REQUEST:
Below are some entries. Output each one exactly as it appears.

Stored data

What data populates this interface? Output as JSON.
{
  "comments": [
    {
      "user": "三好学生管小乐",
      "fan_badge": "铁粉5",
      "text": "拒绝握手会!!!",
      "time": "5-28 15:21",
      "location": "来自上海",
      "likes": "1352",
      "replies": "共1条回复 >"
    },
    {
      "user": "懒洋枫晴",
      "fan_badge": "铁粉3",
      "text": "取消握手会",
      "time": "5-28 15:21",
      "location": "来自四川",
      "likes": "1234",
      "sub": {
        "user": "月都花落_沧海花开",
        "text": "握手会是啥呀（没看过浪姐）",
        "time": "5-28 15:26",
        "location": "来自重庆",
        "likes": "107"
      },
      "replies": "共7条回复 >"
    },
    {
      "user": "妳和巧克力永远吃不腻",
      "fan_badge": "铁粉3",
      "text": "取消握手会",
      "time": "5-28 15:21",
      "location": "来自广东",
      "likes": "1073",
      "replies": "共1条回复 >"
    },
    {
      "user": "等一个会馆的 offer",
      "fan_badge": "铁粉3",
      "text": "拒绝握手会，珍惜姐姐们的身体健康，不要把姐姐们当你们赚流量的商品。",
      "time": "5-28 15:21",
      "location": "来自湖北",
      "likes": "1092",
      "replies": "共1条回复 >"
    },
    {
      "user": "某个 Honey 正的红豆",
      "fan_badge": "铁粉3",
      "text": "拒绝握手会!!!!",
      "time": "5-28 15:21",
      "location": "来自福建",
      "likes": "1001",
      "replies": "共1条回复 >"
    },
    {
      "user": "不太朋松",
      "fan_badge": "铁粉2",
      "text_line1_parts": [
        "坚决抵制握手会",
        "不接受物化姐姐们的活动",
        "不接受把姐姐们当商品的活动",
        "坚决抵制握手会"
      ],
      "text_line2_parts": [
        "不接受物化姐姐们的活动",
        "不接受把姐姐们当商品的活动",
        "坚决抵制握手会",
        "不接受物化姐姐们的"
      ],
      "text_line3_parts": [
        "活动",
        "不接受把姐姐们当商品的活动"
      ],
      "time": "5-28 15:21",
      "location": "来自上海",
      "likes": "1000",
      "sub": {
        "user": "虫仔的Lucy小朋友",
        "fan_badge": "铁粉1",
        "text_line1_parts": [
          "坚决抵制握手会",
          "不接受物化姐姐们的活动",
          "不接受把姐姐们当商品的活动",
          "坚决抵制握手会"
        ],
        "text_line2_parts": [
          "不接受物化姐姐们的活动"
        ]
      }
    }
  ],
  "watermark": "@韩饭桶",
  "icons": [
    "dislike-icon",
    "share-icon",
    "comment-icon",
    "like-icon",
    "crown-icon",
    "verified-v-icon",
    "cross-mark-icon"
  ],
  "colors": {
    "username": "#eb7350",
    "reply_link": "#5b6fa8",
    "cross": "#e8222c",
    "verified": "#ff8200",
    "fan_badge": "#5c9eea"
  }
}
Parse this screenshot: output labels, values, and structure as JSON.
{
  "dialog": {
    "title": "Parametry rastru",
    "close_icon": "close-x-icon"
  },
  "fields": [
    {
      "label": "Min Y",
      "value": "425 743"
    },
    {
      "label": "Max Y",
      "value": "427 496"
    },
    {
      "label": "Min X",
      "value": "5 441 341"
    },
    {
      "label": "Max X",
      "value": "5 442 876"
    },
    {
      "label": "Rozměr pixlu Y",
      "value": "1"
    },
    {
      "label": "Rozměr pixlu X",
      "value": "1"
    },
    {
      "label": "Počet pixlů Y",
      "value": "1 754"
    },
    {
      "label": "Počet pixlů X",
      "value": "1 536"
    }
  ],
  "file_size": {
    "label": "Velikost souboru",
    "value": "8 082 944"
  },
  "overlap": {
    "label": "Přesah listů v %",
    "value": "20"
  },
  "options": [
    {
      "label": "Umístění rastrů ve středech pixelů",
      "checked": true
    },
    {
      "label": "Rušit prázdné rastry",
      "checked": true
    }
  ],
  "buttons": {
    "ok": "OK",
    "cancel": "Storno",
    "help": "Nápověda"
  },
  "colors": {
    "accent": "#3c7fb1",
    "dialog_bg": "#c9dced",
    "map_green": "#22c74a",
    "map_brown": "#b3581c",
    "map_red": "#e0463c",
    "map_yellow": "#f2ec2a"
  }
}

RESPONSE TO THE TASK:
What data populates this interface? Output as JSON.
{
  "comments": [
    {
      "user": "三好学生管小乐",
      "fan_badge": "铁粉5",
      "text": "拒绝握手会!!!",
      "time": "5-28 15:21",
      "location": "来自上海",
      "likes": "1352",
      "replies": "共1条回复 >"
    },
    {
      "user": "懒洋枫晴",
      "fan_badge": "铁粉3",
      "text": "取消握手会",
      "time": "5-28 15:21",
      "location": "来自四川",
      "likes": "1234",
      "sub": {
        "user": "月都花落_沧海花开",
        "text": "握手会是啥呀（没看过浪姐）",
        "time": "5-28 15:26",
        "location": "来自重庆",
        "likes": "107"
      },
      "replies": "共7条回复 >"
    },
    {
      "user": "妳和巧克力永远吃不腻",
      "fan_badge": "铁粉3",
      "text": "取消握手会",
      "time": "5-28 15:21",
      "location": "来自广东",
      "likes": "1073",
      "replies": "共1条回复 >"
    },
    {
      "user": "等一个会馆的 offer",
      "fan_badge": "铁粉3",
      "text": "拒绝握手会，珍惜姐姐们的身体健康，不要把姐姐们当你们赚流量的商品。",
      "time": "5-28 15:21",
      "location": "来自湖北",
      "likes": "1092",
      "replies": "共1条回复 >"
    },
    {
      "user": "某个 Honey 正的红豆",
      "fan_badge": "铁粉3",
      "text": "拒绝握手会!!!!",
      "time": "5-28 15:21",
      "location": "来自福建",
      "likes": "1001",
      "replies": "共1条回复 >"
    },
    {
      "user": "不太朋松",
      "fan_badge": "铁粉2",
      "text_line1_parts": [
        "坚决抵制握手会",
        "不接受物化姐姐们的活动",
        "不接受把姐姐们当商品的活动",
        "坚决抵制握手会"
      ],
      "text_line2_parts": [
        "不接受物化姐姐们的活动",
        "不接受把姐姐们当商品的活动",
        "坚决抵制握手会",
        "不接受物化姐姐们的"
      ],
      "text_line3_parts": [
        "活动",
        "不接受把姐姐们当商品的活动"
      ],
      "time": "5-28 15:21",
      "location": "来自上海",
      "likes": "1000",
      "sub": {
        "user": "虫仔的Lucy小朋友",
        "fan_badge": "铁粉1",
        "text_line1_parts": [
          "坚决抵制握手会",
          "不接受物化姐姐们的活动",
          "不接受把姐姐们当商品的活动",
          "坚决抵制握手会"
        ],
        "text_line2_parts": [
          "不接受物化姐姐们的活动"
        ]
      }
    }
  ],
  "watermark": "@韩饭桶",
  "icons": [
    "dislike-icon",
    "share-icon",
    "comment-icon",
    "like-icon",
    "crown-icon",
    "verified-v-icon",
    "cross-mark-icon"
  ],
  "colors": {
    "username": "#eb7350",
    "reply_link": "#5b6fa8",
    "cross": "#e8222c",
    "verified": "#ff8200",
    "fan_badge": "#5c9eea"
  }
}
Parse this screenshot: output labels, values, and structure as JSON.
{
  "dialog": {
    "title": "Parametry rastru",
    "close_icon": "close-x-icon"
  },
  "fields": [
    {
      "label": "Min Y",
      "value": "425 743"
    },
    {
      "label": "Max Y",
      "value": "427 496"
    },
    {
      "label": "Min X",
      "value": "5 441 341"
    },
    {
      "label": "Max X",
      "value": "5 442 876"
    },
    {
      "label": "Rozměr pixlu Y",
      "value": "1"
    },
    {
      "label": "Rozměr pixlu X",
      "value": "1"
    },
    {
      "label": "Počet pixlů Y",
      "value": "1 754"
    },
    {
      "label": "Počet pixlů X",
      "value": "1 536"
    }
  ],
  "file_size": {
    "label": "Velikost souboru",
    "value": "8 082 944"
  },
  "overlap": {
    "label": "Přesah listů v %",
    "value": "20"
  },
  "options": [
    {
      "label": "Umístění rastrů ve středech pixelů",
      "checked": true
    },
    {
      "label": "Rušit prázdné rastry",
      "checked": true
    }
  ],
  "buttons": {
    "ok": "OK",
    "cancel": "Storno",
    "help": "Nápověda"
  },
  "colors": {
    "accent": "#3c7fb1",
    "dialog_bg": "#c9dced",
    "map_green": "#22c74a",
    "map_brown": "#b3581c",
    "map_red": "#e0463c",
    "map_yellow": "#f2ec2a"
  }
}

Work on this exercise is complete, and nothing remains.